*** INPUT ROWS ***

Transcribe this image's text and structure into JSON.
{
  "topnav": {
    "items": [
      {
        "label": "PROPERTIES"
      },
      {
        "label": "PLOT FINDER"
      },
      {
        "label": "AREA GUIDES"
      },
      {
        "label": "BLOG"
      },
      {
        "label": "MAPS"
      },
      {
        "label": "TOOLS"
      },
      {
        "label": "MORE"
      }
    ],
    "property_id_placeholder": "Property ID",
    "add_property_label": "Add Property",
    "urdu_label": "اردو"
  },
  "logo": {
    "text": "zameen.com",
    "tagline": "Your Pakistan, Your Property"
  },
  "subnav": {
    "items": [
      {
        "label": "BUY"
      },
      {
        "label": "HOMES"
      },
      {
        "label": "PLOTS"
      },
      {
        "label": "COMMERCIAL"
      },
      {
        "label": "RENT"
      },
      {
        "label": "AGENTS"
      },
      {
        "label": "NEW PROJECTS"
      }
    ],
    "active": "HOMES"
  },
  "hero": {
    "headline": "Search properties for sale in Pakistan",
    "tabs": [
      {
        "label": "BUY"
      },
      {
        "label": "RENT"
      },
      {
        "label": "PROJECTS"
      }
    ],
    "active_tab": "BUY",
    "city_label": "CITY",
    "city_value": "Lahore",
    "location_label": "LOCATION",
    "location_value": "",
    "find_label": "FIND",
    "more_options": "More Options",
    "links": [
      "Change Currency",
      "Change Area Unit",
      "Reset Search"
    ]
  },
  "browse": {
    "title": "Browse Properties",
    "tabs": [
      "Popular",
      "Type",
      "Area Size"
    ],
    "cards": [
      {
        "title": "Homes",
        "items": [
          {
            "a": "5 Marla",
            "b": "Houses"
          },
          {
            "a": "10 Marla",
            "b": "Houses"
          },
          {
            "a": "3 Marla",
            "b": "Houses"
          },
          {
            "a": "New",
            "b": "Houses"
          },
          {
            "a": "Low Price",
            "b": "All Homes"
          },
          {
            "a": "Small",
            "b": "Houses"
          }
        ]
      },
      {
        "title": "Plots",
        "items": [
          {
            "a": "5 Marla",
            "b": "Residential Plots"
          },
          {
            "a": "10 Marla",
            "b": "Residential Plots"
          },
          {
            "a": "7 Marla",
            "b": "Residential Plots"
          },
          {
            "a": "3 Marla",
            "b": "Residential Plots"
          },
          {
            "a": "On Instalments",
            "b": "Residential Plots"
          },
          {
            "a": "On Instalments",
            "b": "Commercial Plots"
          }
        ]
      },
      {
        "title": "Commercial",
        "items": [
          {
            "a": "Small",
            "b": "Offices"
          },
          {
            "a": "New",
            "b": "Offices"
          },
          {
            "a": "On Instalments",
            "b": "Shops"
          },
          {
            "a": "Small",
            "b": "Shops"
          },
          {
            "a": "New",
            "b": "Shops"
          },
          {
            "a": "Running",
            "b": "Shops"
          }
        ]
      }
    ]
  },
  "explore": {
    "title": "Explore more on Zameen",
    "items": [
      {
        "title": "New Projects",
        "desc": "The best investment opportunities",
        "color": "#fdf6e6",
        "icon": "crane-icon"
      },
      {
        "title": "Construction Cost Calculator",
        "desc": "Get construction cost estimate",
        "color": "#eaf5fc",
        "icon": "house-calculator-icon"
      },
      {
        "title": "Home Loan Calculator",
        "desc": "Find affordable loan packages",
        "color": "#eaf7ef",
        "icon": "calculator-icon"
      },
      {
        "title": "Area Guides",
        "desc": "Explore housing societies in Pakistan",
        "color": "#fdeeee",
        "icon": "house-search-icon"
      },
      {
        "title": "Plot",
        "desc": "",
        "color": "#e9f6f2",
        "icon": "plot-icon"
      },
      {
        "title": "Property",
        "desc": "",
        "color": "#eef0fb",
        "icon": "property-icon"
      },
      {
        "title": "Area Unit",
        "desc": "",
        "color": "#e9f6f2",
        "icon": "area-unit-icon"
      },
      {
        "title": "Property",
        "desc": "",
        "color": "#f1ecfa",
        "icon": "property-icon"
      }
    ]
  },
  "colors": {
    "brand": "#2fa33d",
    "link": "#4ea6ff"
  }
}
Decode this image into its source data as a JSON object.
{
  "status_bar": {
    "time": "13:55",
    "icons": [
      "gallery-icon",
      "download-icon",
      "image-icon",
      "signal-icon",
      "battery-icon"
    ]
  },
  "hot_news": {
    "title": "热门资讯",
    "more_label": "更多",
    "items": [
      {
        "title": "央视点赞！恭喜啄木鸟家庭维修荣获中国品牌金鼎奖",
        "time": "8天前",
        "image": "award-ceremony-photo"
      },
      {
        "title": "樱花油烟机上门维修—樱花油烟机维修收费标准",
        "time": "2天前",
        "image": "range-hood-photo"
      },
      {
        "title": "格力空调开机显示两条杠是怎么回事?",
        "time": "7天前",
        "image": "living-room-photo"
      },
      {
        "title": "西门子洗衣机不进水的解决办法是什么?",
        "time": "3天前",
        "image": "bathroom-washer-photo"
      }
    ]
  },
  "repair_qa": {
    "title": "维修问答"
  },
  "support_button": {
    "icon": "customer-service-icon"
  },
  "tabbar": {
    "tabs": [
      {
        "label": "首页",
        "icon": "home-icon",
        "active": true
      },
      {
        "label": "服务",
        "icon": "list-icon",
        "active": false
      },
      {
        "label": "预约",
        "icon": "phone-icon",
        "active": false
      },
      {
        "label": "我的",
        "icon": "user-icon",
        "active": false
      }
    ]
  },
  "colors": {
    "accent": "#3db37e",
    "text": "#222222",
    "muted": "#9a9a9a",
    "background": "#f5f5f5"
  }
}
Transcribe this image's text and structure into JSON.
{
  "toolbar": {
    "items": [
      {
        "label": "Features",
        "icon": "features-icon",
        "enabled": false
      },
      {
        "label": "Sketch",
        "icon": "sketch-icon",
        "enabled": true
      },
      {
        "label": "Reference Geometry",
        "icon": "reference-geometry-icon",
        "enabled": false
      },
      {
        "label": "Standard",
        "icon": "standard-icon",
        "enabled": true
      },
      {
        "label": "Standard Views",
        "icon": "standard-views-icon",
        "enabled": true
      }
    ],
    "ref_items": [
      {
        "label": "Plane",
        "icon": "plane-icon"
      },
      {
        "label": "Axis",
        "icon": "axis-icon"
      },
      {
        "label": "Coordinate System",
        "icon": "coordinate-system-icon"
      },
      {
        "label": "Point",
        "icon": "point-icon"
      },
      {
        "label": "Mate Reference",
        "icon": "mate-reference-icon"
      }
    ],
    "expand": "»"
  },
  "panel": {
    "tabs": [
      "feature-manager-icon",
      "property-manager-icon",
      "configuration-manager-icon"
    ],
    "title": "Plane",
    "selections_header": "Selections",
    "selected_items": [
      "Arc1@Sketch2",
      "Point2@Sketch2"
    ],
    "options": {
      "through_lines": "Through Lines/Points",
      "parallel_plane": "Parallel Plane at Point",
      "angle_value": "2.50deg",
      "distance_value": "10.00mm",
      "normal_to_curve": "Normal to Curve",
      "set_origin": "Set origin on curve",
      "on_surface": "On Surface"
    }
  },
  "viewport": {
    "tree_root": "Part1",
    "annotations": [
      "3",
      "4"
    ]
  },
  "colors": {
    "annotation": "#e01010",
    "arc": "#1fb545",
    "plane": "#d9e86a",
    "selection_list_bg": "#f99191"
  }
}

***

WHAT IS NEEDED: Copy every record exactly, with nothing added or dropped.

SOLUTION:
Transcribe this image's text and structure into JSON.
{
  "topnav": {
    "items": [
      {
        "label": "PROPERTIES"
      },
      {
        "label": "PLOT FINDER"
      },
      {
        "label": "AREA GUIDES"
      },
      {
        "label": "BLOG"
      },
      {
        "label": "MAPS"
      },
      {
        "label": "TOOLS"
      },
      {
        "label": "MORE"
      }
    ],
    "property_id_placeholder": "Property ID",
    "add_property_label": "Add Property",
    "urdu_label": "اردو"
  },
  "logo": {
    "text": "zameen.com",
    "tagline": "Your Pakistan, Your Property"
  },
  "subnav": {
    "items": [
      {
        "label": "BUY"
      },
      {
        "label": "HOMES"
      },
      {
        "label": "PLOTS"
      },
      {
        "label": "COMMERCIAL"
      },
      {
        "label": "RENT"
      },
      {
        "label": "AGENTS"
      },
      {
        "label": "NEW PROJECTS"
      }
    ],
    "active": "HOMES"
  },
  "hero": {
    "headline": "Search properties for sale in Pakistan",
    "tabs": [
      {
        "label": "BUY"
      },
      {
        "label": "RENT"
      },
      {
        "label": "PROJECTS"
      }
    ],
    "active_tab": "BUY",
    "city_label": "CITY",
    "city_value": "Lahore",
    "location_label": "LOCATION",
    "location_value": "",
    "find_label": "FIND",
    "more_options": "More Options",
    "links": [
      "Change Currency",
      "Change Area Unit",
      "Reset Search"
    ]
  },
  "browse": {
    "title": "Browse Properties",
    "tabs": [
      "Popular",
      "Type",
      "Area Size"
    ],
    "cards": [
      {
        "title": "Homes",
        "items": [
          {
            "a": "5 Marla",
            "b": "Houses"
          },
          {
            "a": "10 Marla",
            "b": "Houses"
          },
          {
            "a": "3 Marla",
            "b": "Houses"
          },
          {
            "a": "New",
            "b": "Houses"
          },
          {
            "a": "Low Price",
            "b": "All Homes"
          },
          {
            "a": "Small",
            "b": "Houses"
          }
        ]
      },
      {
        "title": "Plots",
        "items": [
          {
            "a": "5 Marla",
            "b": "Residential Plots"
          },
          {
            "a": "10 Marla",
            "b": "Residential Plots"
          },
          {
            "a": "7 Marla",
            "b": "Residential Plots"
          },
          {
            "a": "3 Marla",
            "b": "Residential Plots"
          },
          {
            "a": "On Instalments",
            "b": "Residential Plots"
          },
          {
            "a": "On Instalments",
            "b": "Commercial Plots"
          }
        ]
      },
      {
        "title": "Commercial",
        "items": [
          {
            "a": "Small",
            "b": "Offices"
          },
          {
            "a": "New",
            "b": "Offices"
          },
          {
            "a": "On Instalments",
            "b": "Shops"
          },
          {
            "a": "Small",
            "b": "Shops"
          },
          {
            "a": "New",
            "b": "Shops"
          },
          {
            "a": "Running",
            "b": "Shops"
          }
        ]
      }
    ]
  },
  "explore": {
    "title": "Explore more on Zameen",
    "items": [
      {
        "title": "New Projects",
        "desc": "The best investment opportunities",
        "color": "#fdf6e6",
        "icon": "crane-icon"
      },
      {
        "title": "Construction Cost Calculator",
        "desc": "Get construction cost estimate",
        "color": "#eaf5fc",
        "icon": "house-calculator-icon"
      },
      {
        "title": "Home Loan Calculator",
        "desc": "Find affordable loan packages",
        "color": "#eaf7ef",
        "icon": "calculator-icon"
      },
      {
        "title": "Area Guides",
        "desc": "Explore housing societies in Pakistan",
        "color": "#fdeeee",
        "icon": "house-search-icon"
      },
      {
        "title": "Plot",
        "desc": "",
        "color": "#e9f6f2",
        "icon": "plot-icon"
      },
      {
        "title": "Property",
        "desc": "",
        "color": "#eef0fb",
        "icon": "property-icon"
      },
      {
        "title": "Area Unit",
        "desc": "",
        "color": "#e9f6f2",
        "icon": "area-unit-icon"
      },
      {
        "title": "Property",
        "desc": "",
        "color": "#f1ecfa",
        "icon": "property-icon"
      }
    ]
  },
  "colors": {
    "brand": "#2fa33d",
    "link": "#4ea6ff"
  }
}
Decode this image into its source data as a JSON object.
{
  "status_bar": {
    "time": "13:55",
    "icons": [
      "gallery-icon",
      "download-icon",
      "image-icon",
      "signal-icon",
      "battery-icon"
    ]
  },
  "hot_news": {
    "title": "热门资讯",
    "more_label": "更多",
    "items": [
      {
        "title": "央视点赞！恭喜啄木鸟家庭维修荣获中国品牌金鼎奖",
        "time": "8天前",
        "image": "award-ceremony-photo"
      },
      {
        "title": "樱花油烟机上门维修—樱花油烟机维修收费标准",
        "time": "2天前",
        "image": "range-hood-photo"
      },
      {
        "title": "格力空调开机显示两条杠是怎么回事?",
        "time": "7天前",
        "image": "living-room-photo"
      },
      {
        "title": "西门子洗衣机不进水的解决办法是什么?",
        "time": "3天前",
        "image": "bathroom-washer-photo"
      }
    ]
  },
  "repair_qa": {
    "title": "维修问答"
  },
  "support_button": {
    "icon": "customer-service-icon"
  },
  "tabbar": {
    "tabs": [
      {
        "label": "首页",
        "icon": "home-icon",
        "active": true
      },
      {
        "label": "服务",
        "icon": "list-icon",
        "active": false
      },
      {
        "label": "预约",
        "icon": "phone-icon",
        "active": false
      },
      {
        "label": "我的",
        "icon": "user-icon",
        "active": false
      }
    ]
  },
  "colors": {
    "accent": "#3db37e",
    "text": "#222222",
    "muted": "#9a9a9a",
    "background": "#f5f5f5"
  }
}
Transcribe this image's text and structure into JSON.
{
  "toolbar": {
    "items": [
      {
        "label": "Features",
        "icon": "features-icon",
        "enabled": false
      },
      {
        "label": "Sketch",
        "icon": "sketch-icon",
        "enabled": true
      },
      {
        "label": "Reference Geometry",
        "icon": "reference-geometry-icon",
        "enabled": false
      },
      {
        "label": "Standard",
        "icon": "standard-icon",
        "enabled": true
      },
      {
        "label": "Standard Views",
        "icon": "standard-views-icon",
        "enabled": true
      }
    ],
    "ref_items": [
      {
        "label": "Plane",
        "icon": "plane-icon"
      },
      {
        "label": "Axis",
        "icon": "axis-icon"
      },
      {
        "label": "Coordinate System",
        "icon": "coordinate-system-icon"
      },
      {
        "label": "Point",
        "icon": "point-icon"
      },
      {
        "label": "Mate Reference",
        "icon": "mate-reference-icon"
      }
    ],
    "expand": "»"
  },
  "panel": {
    "tabs": [
      "feature-manager-icon",
      "property-manager-icon",
      "configuration-manager-icon"
    ],
    "title": "Plane",
    "selections_header": "Selections",
    "selected_items": [
      "Arc1@Sketch2",
      "Point2@Sketch2"
    ],
    "options": {
      "through_lines": "Through Lines/Points",
      "parallel_plane": "Parallel Plane at Point",
      "angle_value": "2.50deg",
      "distance_value": "10.00mm",
      "normal_to_curve": "Normal to Curve",
      "set_origin": "Set origin on curve",
      "on_surface": "On Surface"
    }
  },
  "viewport": {
    "tree_root": "Part1",
    "annotations": [
      "3",
      "4"
    ]
  },
  "colors": {
    "annotation": "#e01010",
    "arc": "#1fb545",
    "plane": "#d9e86a",
    "selection_list_bg": "#f99191"
  }
}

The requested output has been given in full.